Start of Given data

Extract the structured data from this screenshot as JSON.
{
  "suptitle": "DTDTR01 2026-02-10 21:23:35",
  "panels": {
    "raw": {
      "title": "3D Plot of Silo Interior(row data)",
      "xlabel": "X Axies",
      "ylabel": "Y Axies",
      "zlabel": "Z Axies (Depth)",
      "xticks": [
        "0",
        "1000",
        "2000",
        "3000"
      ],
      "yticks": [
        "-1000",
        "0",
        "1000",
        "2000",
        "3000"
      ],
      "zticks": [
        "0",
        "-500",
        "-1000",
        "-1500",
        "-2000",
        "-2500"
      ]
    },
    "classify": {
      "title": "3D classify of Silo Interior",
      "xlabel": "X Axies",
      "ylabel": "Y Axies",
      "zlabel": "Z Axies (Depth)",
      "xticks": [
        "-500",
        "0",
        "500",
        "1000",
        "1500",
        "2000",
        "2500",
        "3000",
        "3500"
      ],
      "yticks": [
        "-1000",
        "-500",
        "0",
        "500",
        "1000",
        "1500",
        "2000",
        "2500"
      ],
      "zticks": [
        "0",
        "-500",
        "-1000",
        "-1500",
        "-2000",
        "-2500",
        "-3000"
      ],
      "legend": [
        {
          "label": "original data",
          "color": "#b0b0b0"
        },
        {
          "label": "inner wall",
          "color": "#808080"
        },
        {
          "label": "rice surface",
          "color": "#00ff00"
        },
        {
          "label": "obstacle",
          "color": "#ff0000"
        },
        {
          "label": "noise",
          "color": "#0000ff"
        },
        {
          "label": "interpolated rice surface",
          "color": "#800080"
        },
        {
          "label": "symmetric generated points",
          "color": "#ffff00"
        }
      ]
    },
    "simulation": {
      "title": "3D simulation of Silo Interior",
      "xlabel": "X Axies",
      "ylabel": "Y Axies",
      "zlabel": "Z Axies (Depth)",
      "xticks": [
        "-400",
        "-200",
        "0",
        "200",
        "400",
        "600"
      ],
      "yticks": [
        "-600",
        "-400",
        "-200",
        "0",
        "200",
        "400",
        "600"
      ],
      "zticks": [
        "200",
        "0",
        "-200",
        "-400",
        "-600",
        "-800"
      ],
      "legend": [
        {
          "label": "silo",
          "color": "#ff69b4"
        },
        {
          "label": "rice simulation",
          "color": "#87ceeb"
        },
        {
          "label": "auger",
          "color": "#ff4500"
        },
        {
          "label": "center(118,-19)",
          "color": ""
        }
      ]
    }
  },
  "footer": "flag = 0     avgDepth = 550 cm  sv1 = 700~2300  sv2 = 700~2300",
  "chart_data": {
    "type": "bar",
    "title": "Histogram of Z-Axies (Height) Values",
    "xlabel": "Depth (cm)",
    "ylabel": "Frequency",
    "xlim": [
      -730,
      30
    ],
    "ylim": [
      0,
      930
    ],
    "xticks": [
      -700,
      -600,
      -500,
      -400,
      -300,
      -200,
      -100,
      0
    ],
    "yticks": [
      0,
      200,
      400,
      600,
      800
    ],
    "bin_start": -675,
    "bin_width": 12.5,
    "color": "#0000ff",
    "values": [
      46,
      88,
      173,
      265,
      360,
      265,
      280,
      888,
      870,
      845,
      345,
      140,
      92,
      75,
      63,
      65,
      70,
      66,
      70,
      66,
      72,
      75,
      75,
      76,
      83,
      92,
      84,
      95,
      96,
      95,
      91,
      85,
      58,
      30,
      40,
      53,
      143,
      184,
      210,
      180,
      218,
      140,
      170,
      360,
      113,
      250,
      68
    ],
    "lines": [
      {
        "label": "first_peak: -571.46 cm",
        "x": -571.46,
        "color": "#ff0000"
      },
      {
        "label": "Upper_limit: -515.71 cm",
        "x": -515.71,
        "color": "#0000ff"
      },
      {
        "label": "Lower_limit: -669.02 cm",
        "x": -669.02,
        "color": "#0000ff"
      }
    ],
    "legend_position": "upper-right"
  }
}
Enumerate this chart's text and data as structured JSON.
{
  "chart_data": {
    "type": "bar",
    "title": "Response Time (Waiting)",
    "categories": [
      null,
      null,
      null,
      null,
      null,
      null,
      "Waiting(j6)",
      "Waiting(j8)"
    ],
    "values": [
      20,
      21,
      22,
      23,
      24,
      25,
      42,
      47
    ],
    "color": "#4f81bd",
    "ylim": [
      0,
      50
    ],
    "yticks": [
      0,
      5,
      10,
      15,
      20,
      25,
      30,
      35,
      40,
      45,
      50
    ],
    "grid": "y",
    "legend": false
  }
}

End of Given data

:: Exercise goal ::
Please set down all the data word for word.

:: Written answer ::
Extract the structured data from this screenshot as JSON.
{
  "suptitle": "DTDTR01 2026-02-10 21:23:35",
  "panels": {
    "raw": {
      "title": "3D Plot of Silo Interior(row data)",
      "xlabel": "X Axies",
      "ylabel": "Y Axies",
      "zlabel": "Z Axies (Depth)",
      "xticks": [
        "0",
        "1000",
        "2000",
        "3000"
      ],
      "yticks": [
        "-1000",
        "0",
        "1000",
        "2000",
        "3000"
      ],
      "zticks": [
        "0",
        "-500",
        "-1000",
        "-1500",
        "-2000",
        "-2500"
      ]
    },
    "classify": {
      "title": "3D classify of Silo Interior",
      "xlabel": "X Axies",
      "ylabel": "Y Axies",
      "zlabel": "Z Axies (Depth)",
      "xticks": [
        "-500",
        "0",
        "500",
        "1000",
        "1500",
        "2000",
        "2500",
        "3000",
        "3500"
      ],
      "yticks": [
        "-1000",
        "-500",
        "0",
        "500",
        "1000",
        "1500",
        "2000",
        "2500"
      ],
      "zticks": [
        "0",
        "-500",
        "-1000",
        "-1500",
        "-2000",
        "-2500",
        "-3000"
      ],
      "legend": [
        {
          "label": "original data",
          "color": "#b0b0b0"
        },
        {
          "label": "inner wall",
          "color": "#808080"
        },
        {
          "label": "rice surface",
          "color": "#00ff00"
        },
        {
          "label": "obstacle",
          "color": "#ff0000"
        },
        {
          "label": "noise",
          "color": "#0000ff"
        },
        {
          "label": "interpolated rice surface",
          "color": "#800080"
        },
        {
          "label": "symmetric generated points",
          "color": "#ffff00"
        }
      ]
    },
    "simulation": {
      "title": "3D simulation of Silo Interior",
      "xlabel": "X Axies",
      "ylabel": "Y Axies",
      "zlabel": "Z Axies (Depth)",
      "xticks": [
        "-400",
        "-200",
        "0",
        "200",
        "400",
        "600"
      ],
      "yticks": [
        "-600",
        "-400",
        "-200",
        "0",
        "200",
        "400",
        "600"
      ],
      "zticks": [
        "200",
        "0",
        "-200",
        "-400",
        "-600",
        "-800"
      ],
      "legend": [
        {
          "label": "silo",
          "color": "#ff69b4"
        },
        {
          "label": "rice simulation",
          "color": "#87ceeb"
        },
        {
          "label": "auger",
          "color": "#ff4500"
        },
        {
          "label": "center(118,-19)",
          "color": ""
        }
      ]
    }
  },
  "footer": "flag = 0     avgDepth = 550 cm  sv1 = 700~2300  sv2 = 700~2300",
  "chart_data": {
    "type": "bar",
    "title": "Histogram of Z-Axies (Height) Values",
    "xlabel": "Depth (cm)",
    "ylabel": "Frequency",
    "xlim": [
      -730,
      30
    ],
    "ylim": [
      0,
      930
    ],
    "xticks": [
      -700,
      -600,
      -500,
      -400,
      -300,
      -200,
      -100,
      0
    ],
    "yticks": [
      0,
      200,
      400,
      600,
      800
    ],
    "bin_start": -675,
    "bin_width": 12.5,
    "color": "#0000ff",
    "values": [
      46,
      88,
      173,
      265,
      360,
      265,
      280,
      888,
      870,
      845,
      345,
      140,
      92,
      75,
      63,
      65,
      70,
      66,
      70,
      66,
      72,
      75,
      75,
      76,
      83,
      92,
      84,
      95,
      96,
      95,
      91,
      85,
      58,
      30,
      40,
      53,
      143,
      184,
      210,
      180,
      218,
      140,
      170,
      360,
      113,
      250,
      68
    ],
    "lines": [
      {
        "label": "first_peak: -571.46 cm",
        "x": -571.46,
        "color": "#ff0000"
      },
      {
        "label": "Upper_limit: -515.71 cm",
        "x": -515.71,
        "color": "#0000ff"
      },
      {
        "label": "Lower_limit: -669.02 cm",
        "x": -669.02,
        "color": "#0000ff"
      }
    ],
    "legend_position": "upper-right"
  }
}
Enumerate this chart's text and data as structured JSON.
{
  "chart_data": {
    "type": "bar",
    "title": "Response Time (Waiting)",
    "categories": [
      null,
      null,
      null,
      null,
      null,
      null,
      "Waiting(j6)",
      "Waiting(j8)"
    ],
    "values": [
      20,
      21,
      22,
      23,
      24,
      25,
      42,
      47
    ],
    "color": "#4f81bd",
    "ylim": [
      0,
      50
    ],
    "yticks": [
      0,
      5,
      10,
      15,
      20,
      25,
      30,
      35,
      40,
      45,
      50
    ],
    "grid": "y",
    "legend": false
  }
}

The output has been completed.